AIM OF THE TASK -
Collect the lines of the entries where "index" shows up.
━━━━━ DATA PROVIDED
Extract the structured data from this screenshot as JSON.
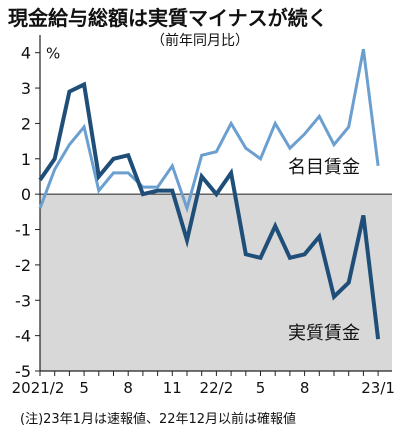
{
  "title": "現金給与総額は実質マイナスが続く",
  "subtitle": "（前年同月比）",
  "note": "(注)23年1月は速報値、22年12月以前は確報値",
  "chart_data": {
    "type": "line",
    "unit": "%",
    "ylim": [
      -5,
      4.5
    ],
    "yticks": [
      "4",
      "3",
      "2",
      "1",
      "0",
      "-1",
      "-2",
      "-3",
      "-4",
      "-5"
    ],
    "negative_region_shaded": true,
    "x_tick_labels": [
      {
        "index": 0,
        "label": "2021/2"
      },
      {
        "index": 3,
        "label": "5"
      },
      {
        "index": 6,
        "label": "8"
      },
      {
        "index": 9,
        "label": "11"
      },
      {
        "index": 12,
        "label": "22/2"
      },
      {
        "index": 15,
        "label": "5"
      },
      {
        "index": 18,
        "label": "8"
      },
      {
        "index": 23,
        "label": "23/1"
      }
    ],
    "series": [
      {
        "name": "名目賃金",
        "color": "#6b9fd0",
        "values": [
          -0.4,
          0.7,
          1.4,
          1.9,
          0.1,
          0.6,
          0.6,
          0.2,
          0.2,
          0.8,
          -0.4,
          1.1,
          1.2,
          2.0,
          1.3,
          1.0,
          2.0,
          1.3,
          1.7,
          2.2,
          1.4,
          1.9,
          4.1,
          0.8
        ]
      },
      {
        "name": "実質賃金",
        "color": "#1f4e79",
        "values": [
          0.4,
          1.0,
          2.9,
          3.1,
          0.5,
          1.0,
          1.1,
          0.0,
          0.1,
          0.1,
          -1.3,
          0.5,
          0.0,
          0.6,
          -1.7,
          -1.8,
          -0.9,
          -1.8,
          -1.7,
          -1.2,
          -2.9,
          -2.5,
          -0.6,
          -4.1
        ]
      }
    ]
  }
}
━━━━━━━━━━
COMPLETED TASK -
        "index": 0,
        "index": 3,
        "index": 6,
        "index": 9,
        "index": 12,
        "index": 15,
        "index": 18,
        "index": 23,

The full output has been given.